Boxed element entries:
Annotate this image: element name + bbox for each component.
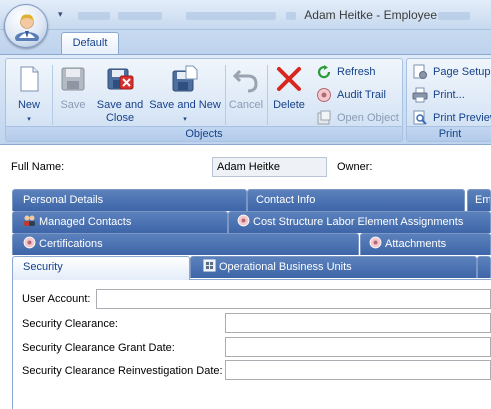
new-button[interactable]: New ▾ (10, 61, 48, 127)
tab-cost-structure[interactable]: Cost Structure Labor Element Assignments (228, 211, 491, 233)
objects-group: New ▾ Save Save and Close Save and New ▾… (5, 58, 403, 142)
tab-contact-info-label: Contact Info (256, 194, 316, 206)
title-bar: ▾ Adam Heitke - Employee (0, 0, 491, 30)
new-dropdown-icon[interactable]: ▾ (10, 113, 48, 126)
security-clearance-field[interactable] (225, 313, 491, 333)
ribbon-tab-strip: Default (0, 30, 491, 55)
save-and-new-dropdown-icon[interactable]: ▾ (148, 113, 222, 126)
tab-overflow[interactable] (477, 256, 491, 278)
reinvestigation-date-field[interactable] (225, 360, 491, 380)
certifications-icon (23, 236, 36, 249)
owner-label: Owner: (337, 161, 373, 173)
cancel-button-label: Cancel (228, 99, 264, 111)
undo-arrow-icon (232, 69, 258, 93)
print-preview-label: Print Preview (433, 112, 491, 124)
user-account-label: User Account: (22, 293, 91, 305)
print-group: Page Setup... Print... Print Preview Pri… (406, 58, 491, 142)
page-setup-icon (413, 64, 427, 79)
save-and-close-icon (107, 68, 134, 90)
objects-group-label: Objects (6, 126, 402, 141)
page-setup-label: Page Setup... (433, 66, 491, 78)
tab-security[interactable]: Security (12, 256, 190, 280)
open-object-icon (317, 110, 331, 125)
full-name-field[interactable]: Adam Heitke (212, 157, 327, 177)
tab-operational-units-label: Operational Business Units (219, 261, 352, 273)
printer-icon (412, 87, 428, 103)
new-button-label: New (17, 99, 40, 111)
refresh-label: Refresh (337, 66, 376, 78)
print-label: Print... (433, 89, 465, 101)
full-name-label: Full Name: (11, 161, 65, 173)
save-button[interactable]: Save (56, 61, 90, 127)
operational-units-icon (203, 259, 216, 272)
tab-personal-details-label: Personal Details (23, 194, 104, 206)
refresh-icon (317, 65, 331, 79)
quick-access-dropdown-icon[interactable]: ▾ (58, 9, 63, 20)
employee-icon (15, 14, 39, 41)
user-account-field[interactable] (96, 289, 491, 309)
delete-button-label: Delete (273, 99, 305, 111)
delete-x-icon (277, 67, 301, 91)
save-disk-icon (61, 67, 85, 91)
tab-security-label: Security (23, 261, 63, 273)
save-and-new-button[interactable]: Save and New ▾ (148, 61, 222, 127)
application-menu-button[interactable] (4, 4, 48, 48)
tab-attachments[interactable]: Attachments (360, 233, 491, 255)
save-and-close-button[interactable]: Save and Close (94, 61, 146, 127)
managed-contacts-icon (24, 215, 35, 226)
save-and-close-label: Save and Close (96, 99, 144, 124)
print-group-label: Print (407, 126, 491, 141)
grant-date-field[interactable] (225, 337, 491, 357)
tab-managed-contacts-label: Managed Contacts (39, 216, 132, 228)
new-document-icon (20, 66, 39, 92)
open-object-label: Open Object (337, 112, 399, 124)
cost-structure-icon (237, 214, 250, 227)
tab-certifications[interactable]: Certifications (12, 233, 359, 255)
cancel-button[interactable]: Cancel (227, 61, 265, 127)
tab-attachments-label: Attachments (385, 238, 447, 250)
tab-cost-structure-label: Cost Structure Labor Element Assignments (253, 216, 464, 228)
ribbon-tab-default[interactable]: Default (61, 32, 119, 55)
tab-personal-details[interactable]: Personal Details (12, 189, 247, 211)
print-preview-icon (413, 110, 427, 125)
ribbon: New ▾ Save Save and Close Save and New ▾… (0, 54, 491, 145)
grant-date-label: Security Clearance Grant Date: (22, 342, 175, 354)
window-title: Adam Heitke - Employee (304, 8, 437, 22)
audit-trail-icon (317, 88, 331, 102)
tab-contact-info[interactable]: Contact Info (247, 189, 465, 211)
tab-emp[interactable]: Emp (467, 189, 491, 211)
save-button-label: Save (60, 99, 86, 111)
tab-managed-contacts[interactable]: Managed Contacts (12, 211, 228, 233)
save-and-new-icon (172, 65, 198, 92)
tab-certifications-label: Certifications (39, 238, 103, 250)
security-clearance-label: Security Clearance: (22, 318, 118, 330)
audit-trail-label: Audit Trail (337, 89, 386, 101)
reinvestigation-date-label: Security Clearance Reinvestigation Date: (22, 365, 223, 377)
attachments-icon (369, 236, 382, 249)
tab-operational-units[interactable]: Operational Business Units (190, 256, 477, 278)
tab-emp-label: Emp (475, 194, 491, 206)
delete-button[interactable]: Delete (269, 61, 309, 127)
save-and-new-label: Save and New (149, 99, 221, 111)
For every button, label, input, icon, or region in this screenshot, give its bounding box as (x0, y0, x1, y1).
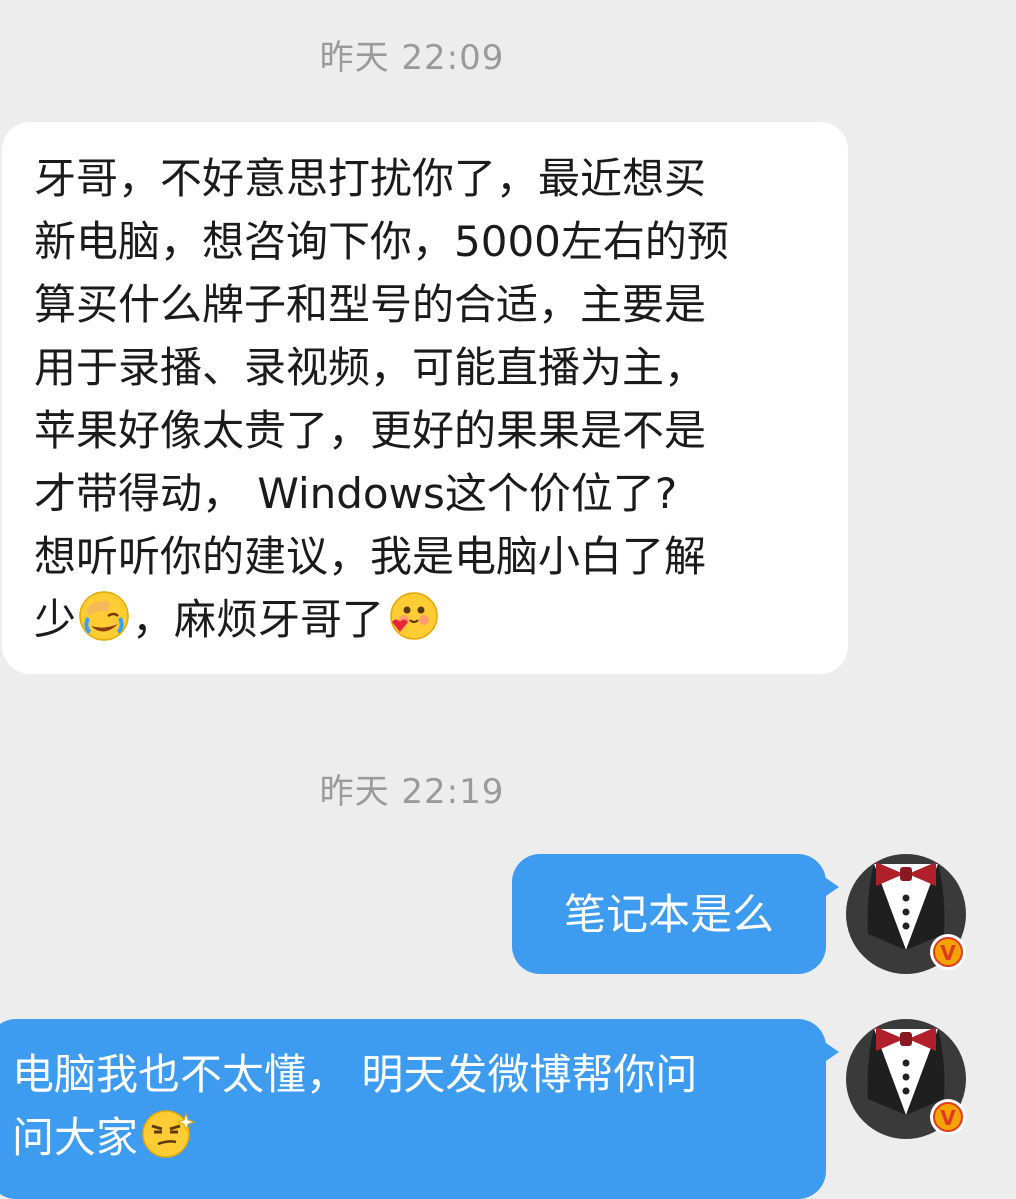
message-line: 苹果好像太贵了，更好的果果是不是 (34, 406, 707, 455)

- EXERCISE
Copy out the lines in the records, from the line containing "new-button[interactable]: New ▾" through the line containing "print-preview-label: Print Preview", keeping each line precisely as it reads.

- EXERCISE ANSWER
new-button[interactable]: New ▾ (10, 61, 48, 127)
tab-cost-structure[interactable]: Cost Structure Labor Element Assignments (228, 211, 491, 233)
objects-group: New ▾ Save Save and Close Save and New ▾… (5, 58, 403, 142)
tab-contact-info-label: Contact Info (256, 194, 316, 206)
title-bar: ▾ Adam Heitke - Employee (0, 0, 491, 30)
new-dropdown-icon[interactable]: ▾ (10, 113, 48, 126)
security-clearance-field[interactable] (225, 313, 491, 333)
ribbon-tab-strip: Default (0, 30, 491, 55)
save-and-new-dropdown-icon[interactable]: ▾ (148, 113, 222, 126)
tab-overflow[interactable] (477, 256, 491, 278)
reinvestigation-date-field[interactable] (225, 360, 491, 380)
certifications-icon (23, 236, 36, 249)
owner-label: Owner: (337, 161, 373, 173)
cancel-button-label: Cancel (228, 99, 264, 111)
undo-arrow-icon (232, 69, 258, 93)
print-preview-label: Print Preview (433, 112, 491, 124)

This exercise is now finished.